>>>

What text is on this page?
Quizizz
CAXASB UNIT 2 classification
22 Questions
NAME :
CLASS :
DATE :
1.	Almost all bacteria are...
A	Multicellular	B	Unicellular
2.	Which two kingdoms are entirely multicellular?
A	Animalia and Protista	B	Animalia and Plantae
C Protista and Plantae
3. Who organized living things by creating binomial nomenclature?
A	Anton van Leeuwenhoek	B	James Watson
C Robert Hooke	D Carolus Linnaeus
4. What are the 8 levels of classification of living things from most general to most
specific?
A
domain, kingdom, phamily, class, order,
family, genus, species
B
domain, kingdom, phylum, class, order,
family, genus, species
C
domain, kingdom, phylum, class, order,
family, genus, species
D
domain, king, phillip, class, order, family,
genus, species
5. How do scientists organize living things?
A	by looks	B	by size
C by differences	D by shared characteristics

<<<

_WHAT IS REQUIRED_
An exact copy of the listing above is what is wanted.

_TASK RESULT_
What text is on this page?
Quizizz
CAXASB UNIT 2 classification
22 Questions
NAME :
CLASS :
DATE :
1.	Almost all bacteria are...
A	Multicellular	B	Unicellular
2.	Which two kingdoms are entirely multicellular?
A	Animalia and Protista	B	Animalia and Plantae
C Protista and Plantae
3. Who organized living things by creating binomial nomenclature?
A	Anton van Leeuwenhoek	B	James Watson
C Robert Hooke	D Carolus Linnaeus
4. What are the 8 levels of classification of living things from most general to most
specific?
A
domain, kingdom, phamily, class, order,
family, genus, species
B
domain, kingdom, phylum, class, order,
family, genus, species
C
domain, kingdom, phylum, class, order,
family, genus, species
D
domain, king, phillip, class, order, family,
genus, species
5. How do scientists organize living things?
A	by looks	B	by size
C by differences	D by shared characteristics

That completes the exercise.